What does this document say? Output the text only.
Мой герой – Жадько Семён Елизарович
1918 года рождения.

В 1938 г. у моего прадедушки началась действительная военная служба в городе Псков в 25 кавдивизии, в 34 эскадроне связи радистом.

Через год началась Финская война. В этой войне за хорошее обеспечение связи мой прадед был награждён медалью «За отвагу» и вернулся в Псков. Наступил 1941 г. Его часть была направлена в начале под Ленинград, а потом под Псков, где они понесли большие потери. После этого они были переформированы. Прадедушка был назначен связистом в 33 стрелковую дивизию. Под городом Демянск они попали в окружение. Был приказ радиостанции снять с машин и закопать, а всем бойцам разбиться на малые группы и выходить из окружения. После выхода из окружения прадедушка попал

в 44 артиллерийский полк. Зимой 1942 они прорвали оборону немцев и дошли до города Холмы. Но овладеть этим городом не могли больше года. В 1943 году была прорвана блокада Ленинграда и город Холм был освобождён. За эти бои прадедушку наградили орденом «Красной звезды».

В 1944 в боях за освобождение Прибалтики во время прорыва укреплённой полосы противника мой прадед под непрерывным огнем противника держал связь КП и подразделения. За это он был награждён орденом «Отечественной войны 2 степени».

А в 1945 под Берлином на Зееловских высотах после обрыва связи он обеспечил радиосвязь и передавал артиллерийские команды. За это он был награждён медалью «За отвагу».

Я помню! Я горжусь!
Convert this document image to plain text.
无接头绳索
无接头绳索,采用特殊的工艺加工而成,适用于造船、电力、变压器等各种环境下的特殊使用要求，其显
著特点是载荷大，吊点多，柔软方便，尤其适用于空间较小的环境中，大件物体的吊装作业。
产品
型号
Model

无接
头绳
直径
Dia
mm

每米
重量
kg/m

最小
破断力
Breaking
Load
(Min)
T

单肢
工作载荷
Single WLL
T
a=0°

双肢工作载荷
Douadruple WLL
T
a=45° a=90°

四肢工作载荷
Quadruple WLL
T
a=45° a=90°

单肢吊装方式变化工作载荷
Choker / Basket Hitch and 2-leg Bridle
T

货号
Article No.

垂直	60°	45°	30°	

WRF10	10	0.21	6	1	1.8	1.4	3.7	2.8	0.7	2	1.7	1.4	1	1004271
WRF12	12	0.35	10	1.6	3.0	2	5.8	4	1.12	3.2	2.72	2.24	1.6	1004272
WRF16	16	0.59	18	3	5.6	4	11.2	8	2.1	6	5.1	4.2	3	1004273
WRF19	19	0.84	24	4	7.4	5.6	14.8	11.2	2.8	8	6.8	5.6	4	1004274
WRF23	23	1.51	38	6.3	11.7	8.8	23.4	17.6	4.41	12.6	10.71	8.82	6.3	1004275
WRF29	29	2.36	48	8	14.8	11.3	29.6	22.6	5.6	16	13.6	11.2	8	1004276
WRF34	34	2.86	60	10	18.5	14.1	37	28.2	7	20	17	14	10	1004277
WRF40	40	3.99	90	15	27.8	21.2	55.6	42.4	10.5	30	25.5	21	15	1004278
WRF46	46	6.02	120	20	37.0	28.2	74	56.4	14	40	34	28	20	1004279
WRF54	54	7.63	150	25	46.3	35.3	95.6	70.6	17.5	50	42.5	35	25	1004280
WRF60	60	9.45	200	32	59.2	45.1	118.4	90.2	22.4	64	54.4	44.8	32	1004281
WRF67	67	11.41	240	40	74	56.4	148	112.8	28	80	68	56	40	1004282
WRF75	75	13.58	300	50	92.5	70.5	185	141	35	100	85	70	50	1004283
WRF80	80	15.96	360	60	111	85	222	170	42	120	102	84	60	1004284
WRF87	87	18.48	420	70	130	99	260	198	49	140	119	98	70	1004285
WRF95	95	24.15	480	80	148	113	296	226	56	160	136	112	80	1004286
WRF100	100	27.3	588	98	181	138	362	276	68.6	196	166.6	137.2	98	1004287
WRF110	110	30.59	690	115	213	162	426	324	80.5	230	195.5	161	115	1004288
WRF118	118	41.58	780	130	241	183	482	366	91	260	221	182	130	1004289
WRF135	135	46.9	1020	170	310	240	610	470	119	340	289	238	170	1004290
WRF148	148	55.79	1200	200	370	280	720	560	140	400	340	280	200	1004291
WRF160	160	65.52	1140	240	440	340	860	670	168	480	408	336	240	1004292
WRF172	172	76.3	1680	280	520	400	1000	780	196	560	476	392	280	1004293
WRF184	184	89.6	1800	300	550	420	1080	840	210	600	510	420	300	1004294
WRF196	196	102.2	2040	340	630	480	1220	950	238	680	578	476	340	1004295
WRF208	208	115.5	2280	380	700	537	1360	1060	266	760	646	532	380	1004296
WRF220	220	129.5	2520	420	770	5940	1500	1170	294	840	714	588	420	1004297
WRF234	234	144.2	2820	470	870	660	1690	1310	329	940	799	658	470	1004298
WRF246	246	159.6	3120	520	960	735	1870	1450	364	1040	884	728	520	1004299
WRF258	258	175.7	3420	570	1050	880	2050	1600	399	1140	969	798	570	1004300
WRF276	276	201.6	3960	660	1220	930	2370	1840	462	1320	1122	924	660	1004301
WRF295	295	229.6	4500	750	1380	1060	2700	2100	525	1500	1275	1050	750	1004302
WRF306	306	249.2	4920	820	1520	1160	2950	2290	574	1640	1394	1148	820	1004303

------------------------------------------------------------

● **Exercise**
Which lines above hold the word "года"? Copy each of them.

● **Complete output**
1918 года рождения.
в 44 артиллерийский полк. Зимой 1942 они прорвали оборону немцев и дошли до города Холмы. Но овладеть этим городом не могли больше года. В 1943 году была прорвана блокада Ленинграда и город Холм был освобождён. За эти бои прадедушку наградили орденом «Красной звезды».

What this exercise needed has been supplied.